- [Exercise description]
Reproduce every entry exactly, without alteration.

(Stored records)
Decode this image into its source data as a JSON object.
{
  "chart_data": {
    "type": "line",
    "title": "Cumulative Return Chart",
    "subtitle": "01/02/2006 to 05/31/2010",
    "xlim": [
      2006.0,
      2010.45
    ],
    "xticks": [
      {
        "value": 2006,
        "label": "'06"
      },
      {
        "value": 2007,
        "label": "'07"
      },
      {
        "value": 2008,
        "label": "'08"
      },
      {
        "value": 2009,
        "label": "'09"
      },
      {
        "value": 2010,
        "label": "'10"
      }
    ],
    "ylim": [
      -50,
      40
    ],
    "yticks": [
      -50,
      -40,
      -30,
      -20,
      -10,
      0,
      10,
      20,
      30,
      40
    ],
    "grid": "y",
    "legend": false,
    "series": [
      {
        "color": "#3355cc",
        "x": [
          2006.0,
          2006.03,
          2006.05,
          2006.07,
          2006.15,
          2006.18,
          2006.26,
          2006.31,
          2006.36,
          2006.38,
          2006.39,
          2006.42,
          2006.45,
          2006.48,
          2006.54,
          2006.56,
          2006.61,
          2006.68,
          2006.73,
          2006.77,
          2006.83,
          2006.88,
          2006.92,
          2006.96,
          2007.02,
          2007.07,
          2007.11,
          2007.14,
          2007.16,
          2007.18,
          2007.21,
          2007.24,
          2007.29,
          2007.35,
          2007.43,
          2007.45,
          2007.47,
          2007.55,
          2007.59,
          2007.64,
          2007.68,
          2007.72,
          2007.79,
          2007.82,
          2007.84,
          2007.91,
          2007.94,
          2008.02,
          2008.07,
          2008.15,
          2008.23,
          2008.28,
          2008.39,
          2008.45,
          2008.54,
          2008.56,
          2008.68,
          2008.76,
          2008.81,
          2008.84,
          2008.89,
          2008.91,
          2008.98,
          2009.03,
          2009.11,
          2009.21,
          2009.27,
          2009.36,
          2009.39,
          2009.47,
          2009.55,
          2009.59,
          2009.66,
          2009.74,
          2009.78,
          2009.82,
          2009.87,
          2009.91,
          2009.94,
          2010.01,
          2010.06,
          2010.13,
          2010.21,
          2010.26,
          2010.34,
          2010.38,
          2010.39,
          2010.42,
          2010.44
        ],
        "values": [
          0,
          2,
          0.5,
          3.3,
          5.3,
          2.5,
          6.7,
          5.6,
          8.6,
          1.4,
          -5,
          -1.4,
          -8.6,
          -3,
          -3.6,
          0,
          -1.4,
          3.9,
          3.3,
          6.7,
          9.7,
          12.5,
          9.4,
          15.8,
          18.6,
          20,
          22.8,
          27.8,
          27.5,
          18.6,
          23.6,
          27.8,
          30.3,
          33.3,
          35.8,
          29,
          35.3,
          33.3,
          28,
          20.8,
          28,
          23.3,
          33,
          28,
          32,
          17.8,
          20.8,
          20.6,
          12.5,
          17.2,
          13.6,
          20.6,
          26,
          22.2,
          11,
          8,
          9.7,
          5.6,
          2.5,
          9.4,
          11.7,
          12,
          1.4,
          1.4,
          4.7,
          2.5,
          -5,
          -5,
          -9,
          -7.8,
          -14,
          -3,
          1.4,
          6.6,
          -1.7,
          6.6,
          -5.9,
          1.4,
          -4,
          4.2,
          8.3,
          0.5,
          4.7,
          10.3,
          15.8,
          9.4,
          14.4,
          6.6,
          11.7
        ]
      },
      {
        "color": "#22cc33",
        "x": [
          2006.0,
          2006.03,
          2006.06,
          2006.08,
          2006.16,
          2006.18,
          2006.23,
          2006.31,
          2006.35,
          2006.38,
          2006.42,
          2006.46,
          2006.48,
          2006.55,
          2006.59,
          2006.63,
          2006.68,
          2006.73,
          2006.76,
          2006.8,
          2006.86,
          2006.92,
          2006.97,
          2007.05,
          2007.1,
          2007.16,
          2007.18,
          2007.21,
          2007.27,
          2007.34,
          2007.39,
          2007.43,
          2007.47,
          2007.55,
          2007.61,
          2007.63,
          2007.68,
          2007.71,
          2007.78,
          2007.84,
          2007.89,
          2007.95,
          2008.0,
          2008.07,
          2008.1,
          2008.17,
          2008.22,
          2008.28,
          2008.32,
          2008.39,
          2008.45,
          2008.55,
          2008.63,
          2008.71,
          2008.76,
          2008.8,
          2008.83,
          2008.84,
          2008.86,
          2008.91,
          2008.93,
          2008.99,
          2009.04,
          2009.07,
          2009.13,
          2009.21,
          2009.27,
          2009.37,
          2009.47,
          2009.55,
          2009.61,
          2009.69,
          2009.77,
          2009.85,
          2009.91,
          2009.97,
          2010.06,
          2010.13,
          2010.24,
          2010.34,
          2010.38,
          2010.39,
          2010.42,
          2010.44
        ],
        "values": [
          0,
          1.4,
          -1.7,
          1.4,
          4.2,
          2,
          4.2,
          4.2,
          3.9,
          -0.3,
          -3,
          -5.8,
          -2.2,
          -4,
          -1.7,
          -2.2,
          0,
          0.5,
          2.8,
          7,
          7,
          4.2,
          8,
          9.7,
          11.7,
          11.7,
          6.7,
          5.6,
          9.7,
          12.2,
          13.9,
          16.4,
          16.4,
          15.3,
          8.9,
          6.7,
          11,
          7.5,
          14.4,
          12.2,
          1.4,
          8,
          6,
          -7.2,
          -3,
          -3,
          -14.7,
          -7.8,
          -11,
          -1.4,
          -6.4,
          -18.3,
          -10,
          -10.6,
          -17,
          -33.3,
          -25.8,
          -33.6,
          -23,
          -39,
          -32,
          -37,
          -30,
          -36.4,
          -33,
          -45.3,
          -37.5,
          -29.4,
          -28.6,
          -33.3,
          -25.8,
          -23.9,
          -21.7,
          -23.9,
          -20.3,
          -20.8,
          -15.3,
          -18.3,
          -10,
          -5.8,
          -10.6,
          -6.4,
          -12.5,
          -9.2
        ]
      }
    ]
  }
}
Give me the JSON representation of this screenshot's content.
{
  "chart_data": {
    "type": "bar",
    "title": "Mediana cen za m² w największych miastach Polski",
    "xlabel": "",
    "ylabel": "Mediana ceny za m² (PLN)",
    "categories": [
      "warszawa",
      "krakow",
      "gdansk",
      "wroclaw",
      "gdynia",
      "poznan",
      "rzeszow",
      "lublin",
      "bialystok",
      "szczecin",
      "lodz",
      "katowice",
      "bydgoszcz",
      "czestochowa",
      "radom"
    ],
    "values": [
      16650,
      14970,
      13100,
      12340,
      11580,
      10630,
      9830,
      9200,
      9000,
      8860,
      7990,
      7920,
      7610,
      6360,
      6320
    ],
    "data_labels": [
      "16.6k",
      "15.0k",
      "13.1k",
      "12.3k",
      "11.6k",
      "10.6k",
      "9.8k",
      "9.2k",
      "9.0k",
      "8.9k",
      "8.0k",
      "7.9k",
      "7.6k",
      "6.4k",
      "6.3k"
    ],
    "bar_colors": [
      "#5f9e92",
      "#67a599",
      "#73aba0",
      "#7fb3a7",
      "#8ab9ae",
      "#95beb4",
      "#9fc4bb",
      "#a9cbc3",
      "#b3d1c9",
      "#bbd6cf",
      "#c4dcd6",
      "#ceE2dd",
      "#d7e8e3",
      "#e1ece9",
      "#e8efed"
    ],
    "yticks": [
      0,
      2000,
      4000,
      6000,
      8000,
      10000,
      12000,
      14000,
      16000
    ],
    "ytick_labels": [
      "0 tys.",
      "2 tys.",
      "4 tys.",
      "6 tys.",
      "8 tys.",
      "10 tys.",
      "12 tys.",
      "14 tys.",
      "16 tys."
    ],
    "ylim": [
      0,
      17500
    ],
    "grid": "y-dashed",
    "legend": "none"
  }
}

- [In response]
Decode this image into its source data as a JSON object.
{
  "chart_data": {
    "type": "line",
    "title": "Cumulative Return Chart",
    "subtitle": "01/02/2006 to 05/31/2010",
    "xlim": [
      2006.0,
      2010.45
    ],
    "xticks": [
      {
        "value": 2006,
        "label": "'06"
      },
      {
        "value": 2007,
        "label": "'07"
      },
      {
        "value": 2008,
        "label": "'08"
      },
      {
        "value": 2009,
        "label": "'09"
      },
      {
        "value": 2010,
        "label": "'10"
      }
    ],
    "ylim": [
      -50,
      40
    ],
    "yticks": [
      -50,
      -40,
      -30,
      -20,
      -10,
      0,
      10,
      20,
      30,
      40
    ],
    "grid": "y",
    "legend": false,
    "series": [
      {
        "color": "#3355cc",
        "x": [
          2006.0,
          2006.03,
          2006.05,
          2006.07,
          2006.15,
          2006.18,
          2006.26,
          2006.31,
          2006.36,
          2006.38,
          2006.39,
          2006.42,
          2006.45,
          2006.48,
          2006.54,
          2006.56,
          2006.61,
          2006.68,
          2006.73,
          2006.77,
          2006.83,
          2006.88,
          2006.92,
          2006.96,
          2007.02,
          2007.07,
          2007.11,
          2007.14,
          2007.16,
          2007.18,
          2007.21,
          2007.24,
          2007.29,
          2007.35,
          2007.43,
          2007.45,
          2007.47,
          2007.55,
          2007.59,
          2007.64,
          2007.68,
          2007.72,
          2007.79,
          2007.82,
          2007.84,
          2007.91,
          2007.94,
          2008.02,
          2008.07,
          2008.15,
          2008.23,
          2008.28,
          2008.39,
          2008.45,
          2008.54,
          2008.56,
          2008.68,
          2008.76,
          2008.81,
          2008.84,
          2008.89,
          2008.91,
          2008.98,
          2009.03,
          2009.11,
          2009.21,
          2009.27,
          2009.36,
          2009.39,
          2009.47,
          2009.55,
          2009.59,
          2009.66,
          2009.74,
          2009.78,
          2009.82,
          2009.87,
          2009.91,
          2009.94,
          2010.01,
          2010.06,
          2010.13,
          2010.21,
          2010.26,
          2010.34,
          2010.38,
          2010.39,
          2010.42,
          2010.44
        ],
        "values": [
          0,
          2,
          0.5,
          3.3,
          5.3,
          2.5,
          6.7,
          5.6,
          8.6,
          1.4,
          -5,
          -1.4,
          -8.6,
          -3,
          -3.6,
          0,
          -1.4,
          3.9,
          3.3,
          6.7,
          9.7,
          12.5,
          9.4,
          15.8,
          18.6,
          20,
          22.8,
          27.8,
          27.5,
          18.6,
          23.6,
          27.8,
          30.3,
          33.3,
          35.8,
          29,
          35.3,
          33.3,
          28,
          20.8,
          28,
          23.3,
          33,
          28,
          32,
          17.8,
          20.8,
          20.6,
          12.5,
          17.2,
          13.6,
          20.6,
          26,
          22.2,
          11,
          8,
          9.7,
          5.6,
          2.5,
          9.4,
          11.7,
          12,
          1.4,
          1.4,
          4.7,
          2.5,
          -5,
          -5,
          -9,
          -7.8,
          -14,
          -3,
          1.4,
          6.6,
          -1.7,
          6.6,
          -5.9,
          1.4,
          -4,
          4.2,
          8.3,
          0.5,
          4.7,
          10.3,
          15.8,
          9.4,
          14.4,
          6.6,
          11.7
        ]
      },
      {
        "color": "#22cc33",
        "x": [
          2006.0,
          2006.03,
          2006.06,
          2006.08,
          2006.16,
          2006.18,
          2006.23,
          2006.31,
          2006.35,
          2006.38,
          2006.42,
          2006.46,
          2006.48,
          2006.55,
          2006.59,
          2006.63,
          2006.68,
          2006.73,
          2006.76,
          2006.8,
          2006.86,
          2006.92,
          2006.97,
          2007.05,
          2007.1,
          2007.16,
          2007.18,
          2007.21,
          2007.27,
          2007.34,
          2007.39,
          2007.43,
          2007.47,
          2007.55,
          2007.61,
          2007.63,
          2007.68,
          2007.71,
          2007.78,
          2007.84,
          2007.89,
          2007.95,
          2008.0,
          2008.07,
          2008.1,
          2008.17,
          2008.22,
          2008.28,
          2008.32,
          2008.39,
          2008.45,
          2008.55,
          2008.63,
          2008.71,
          2008.76,
          2008.8,
          2008.83,
          2008.84,
          2008.86,
          2008.91,
          2008.93,
          2008.99,
          2009.04,
          2009.07,
          2009.13,
          2009.21,
          2009.27,
          2009.37,
          2009.47,
          2009.55,
          2009.61,
          2009.69,
          2009.77,
          2009.85,
          2009.91,
          2009.97,
          2010.06,
          2010.13,
          2010.24,
          2010.34,
          2010.38,
          2010.39,
          2010.42,
          2010.44
        ],
        "values": [
          0,
          1.4,
          -1.7,
          1.4,
          4.2,
          2,
          4.2,
          4.2,
          3.9,
          -0.3,
          -3,
          -5.8,
          -2.2,
          -4,
          -1.7,
          -2.2,
          0,
          0.5,
          2.8,
          7,
          7,
          4.2,
          8,
          9.7,
          11.7,
          11.7,
          6.7,
          5.6,
          9.7,
          12.2,
          13.9,
          16.4,
          16.4,
          15.3,
          8.9,
          6.7,
          11,
          7.5,
          14.4,
          12.2,
          1.4,
          8,
          6,
          -7.2,
          -3,
          -3,
          -14.7,
          -7.8,
          -11,
          -1.4,
          -6.4,
          -18.3,
          -10,
          -10.6,
          -17,
          -33.3,
          -25.8,
          -33.6,
          -23,
          -39,
          -32,
          -37,
          -30,
          -36.4,
          -33,
          -45.3,
          -37.5,
          -29.4,
          -28.6,
          -33.3,
          -25.8,
          -23.9,
          -21.7,
          -23.9,
          -20.3,
          -20.8,
          -15.3,
          -18.3,
          -10,
          -5.8,
          -10.6,
          -6.4,
          -12.5,
          -9.2
        ]
      }
    ]
  }
}
Give me the JSON representation of this screenshot's content.
{
  "chart_data": {
    "type": "bar",
    "title": "Mediana cen za m² w największych miastach Polski",
    "xlabel": "",
    "ylabel": "Mediana ceny za m² (PLN)",
    "categories": [
      "warszawa",
      "krakow",
      "gdansk",
      "wroclaw",
      "gdynia",
      "poznan",
      "rzeszow",
      "lublin",
      "bialystok",
      "szczecin",
      "lodz",
      "katowice",
      "bydgoszcz",
      "czestochowa",
      "radom"
    ],
    "values": [
      16650,
      14970,
      13100,
      12340,
      11580,
      10630,
      9830,
      9200,
      9000,
      8860,
      7990,
      7920,
      7610,
      6360,
      6320
    ],
    "data_labels": [
      "16.6k",
      "15.0k",
      "13.1k",
      "12.3k",
      "11.6k",
      "10.6k",
      "9.8k",
      "9.2k",
      "9.0k",
      "8.9k",
      "8.0k",
      "7.9k",
      "7.6k",
      "6.4k",
      "6.3k"
    ],
    "bar_colors": [
      "#5f9e92",
      "#67a599",
      "#73aba0",
      "#7fb3a7",
      "#8ab9ae",
      "#95beb4",
      "#9fc4bb",
      "#a9cbc3",
      "#b3d1c9",
      "#bbd6cf",
      "#c4dcd6",
      "#ceE2dd",
      "#d7e8e3",
      "#e1ece9",
      "#e8efed"
    ],
    "yticks": [
      0,
      2000,
      4000,
      6000,
      8000,
      10000,
      12000,
      14000,
      16000
    ],
    "ytick_labels": [
      "0 tys.",
      "2 tys.",
      "4 tys.",
      "6 tys.",
      "8 tys.",
      "10 tys.",
      "12 tys.",
      "14 tys.",
      "16 tys."
    ],
    "ylim": [
      0,
      17500
    ],
    "grid": "y-dashed",
    "legend": "none"
  }
}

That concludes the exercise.